* **WHAT NEEDS TO BE DONE**: In the entries below, find the lines that contain the word "interview" and copy them.

(Data entries)

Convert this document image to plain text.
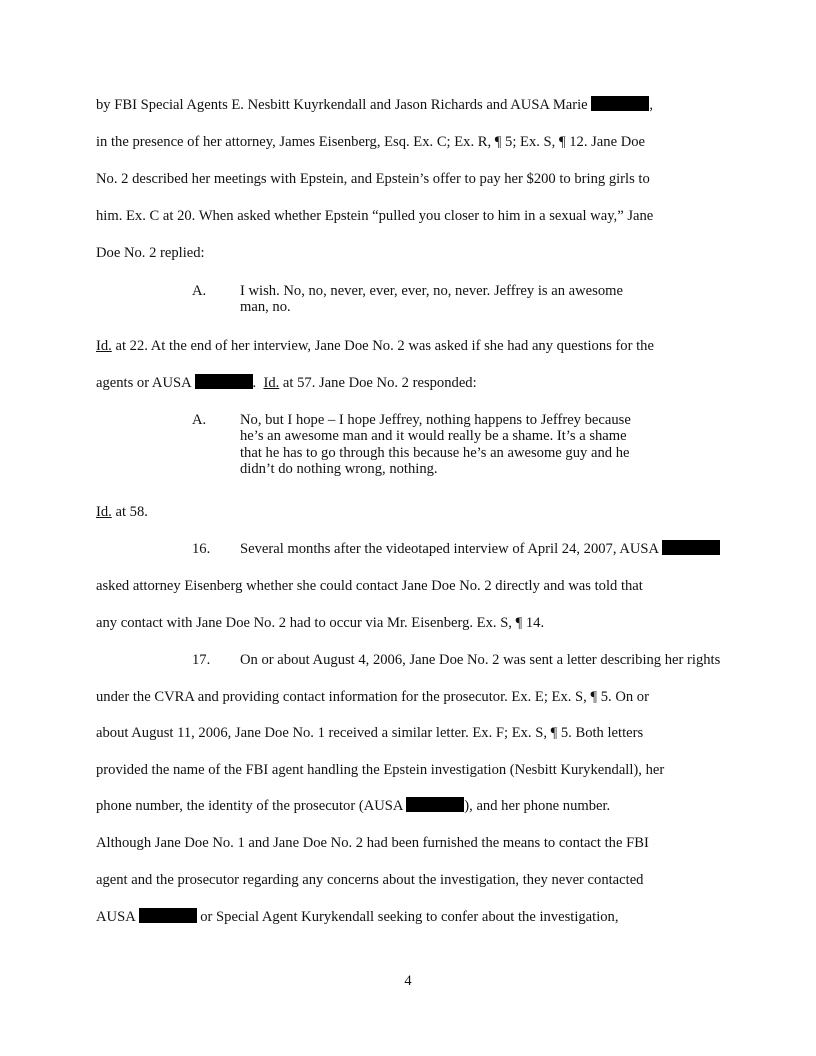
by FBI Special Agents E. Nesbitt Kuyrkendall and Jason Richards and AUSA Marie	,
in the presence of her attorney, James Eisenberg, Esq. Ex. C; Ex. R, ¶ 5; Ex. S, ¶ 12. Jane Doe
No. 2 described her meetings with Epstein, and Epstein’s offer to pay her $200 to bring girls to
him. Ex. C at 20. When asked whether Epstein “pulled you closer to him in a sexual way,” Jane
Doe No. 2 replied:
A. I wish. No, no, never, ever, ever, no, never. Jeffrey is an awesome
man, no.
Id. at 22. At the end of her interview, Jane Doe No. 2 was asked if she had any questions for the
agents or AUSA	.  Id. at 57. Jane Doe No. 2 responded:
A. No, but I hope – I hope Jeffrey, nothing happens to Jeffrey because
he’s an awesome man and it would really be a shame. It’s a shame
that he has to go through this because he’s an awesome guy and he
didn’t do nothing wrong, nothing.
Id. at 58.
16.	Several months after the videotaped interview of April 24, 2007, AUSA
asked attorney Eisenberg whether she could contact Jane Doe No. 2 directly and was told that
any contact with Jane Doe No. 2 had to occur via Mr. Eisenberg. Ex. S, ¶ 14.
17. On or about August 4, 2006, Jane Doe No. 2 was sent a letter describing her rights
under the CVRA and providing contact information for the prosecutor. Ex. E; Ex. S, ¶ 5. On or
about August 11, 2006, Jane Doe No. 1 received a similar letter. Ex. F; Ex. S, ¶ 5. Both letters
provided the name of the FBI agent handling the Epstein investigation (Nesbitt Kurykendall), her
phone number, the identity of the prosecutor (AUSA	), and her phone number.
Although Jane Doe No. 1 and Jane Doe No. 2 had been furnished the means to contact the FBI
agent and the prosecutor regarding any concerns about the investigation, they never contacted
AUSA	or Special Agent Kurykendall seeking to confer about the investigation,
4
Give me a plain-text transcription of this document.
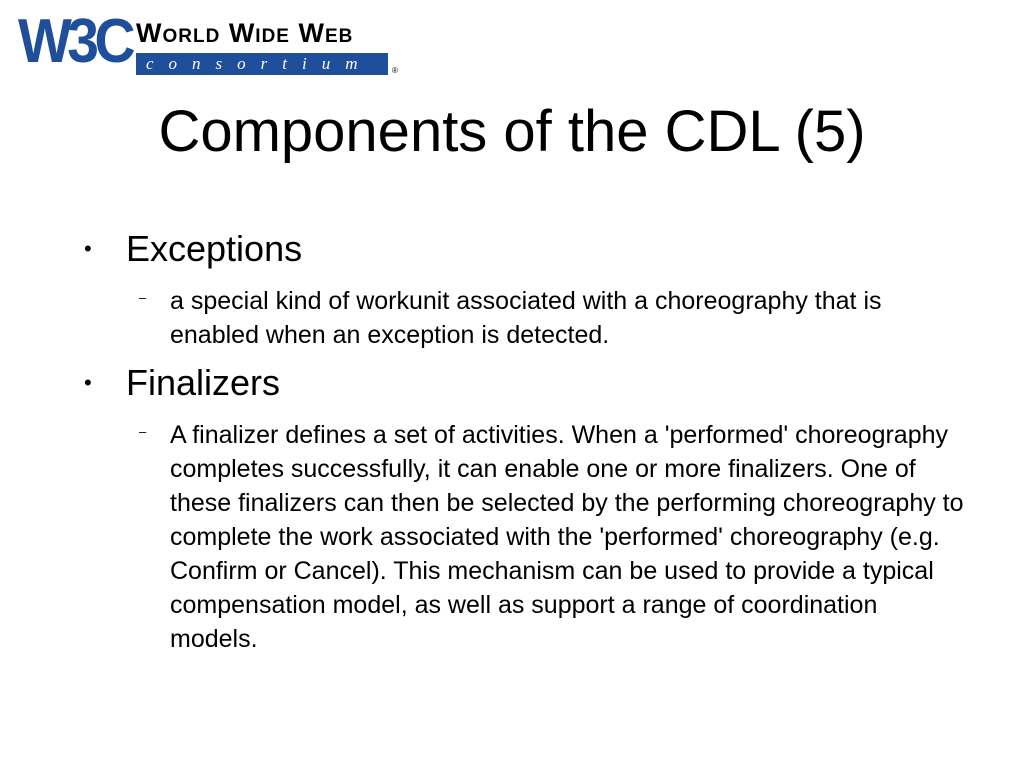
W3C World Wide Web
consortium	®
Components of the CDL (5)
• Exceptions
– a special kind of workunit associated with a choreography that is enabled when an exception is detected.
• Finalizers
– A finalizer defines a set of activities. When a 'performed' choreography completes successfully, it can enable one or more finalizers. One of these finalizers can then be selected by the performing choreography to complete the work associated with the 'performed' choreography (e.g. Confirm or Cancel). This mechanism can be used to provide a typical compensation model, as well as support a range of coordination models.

* **FULL RESPONSE**:
Id. at 22. At the end of her interview, Jane Doe No. 2 was asked if she had any questions for the
16.	Several months after the videotaped interview of April 24, 2007, AUSA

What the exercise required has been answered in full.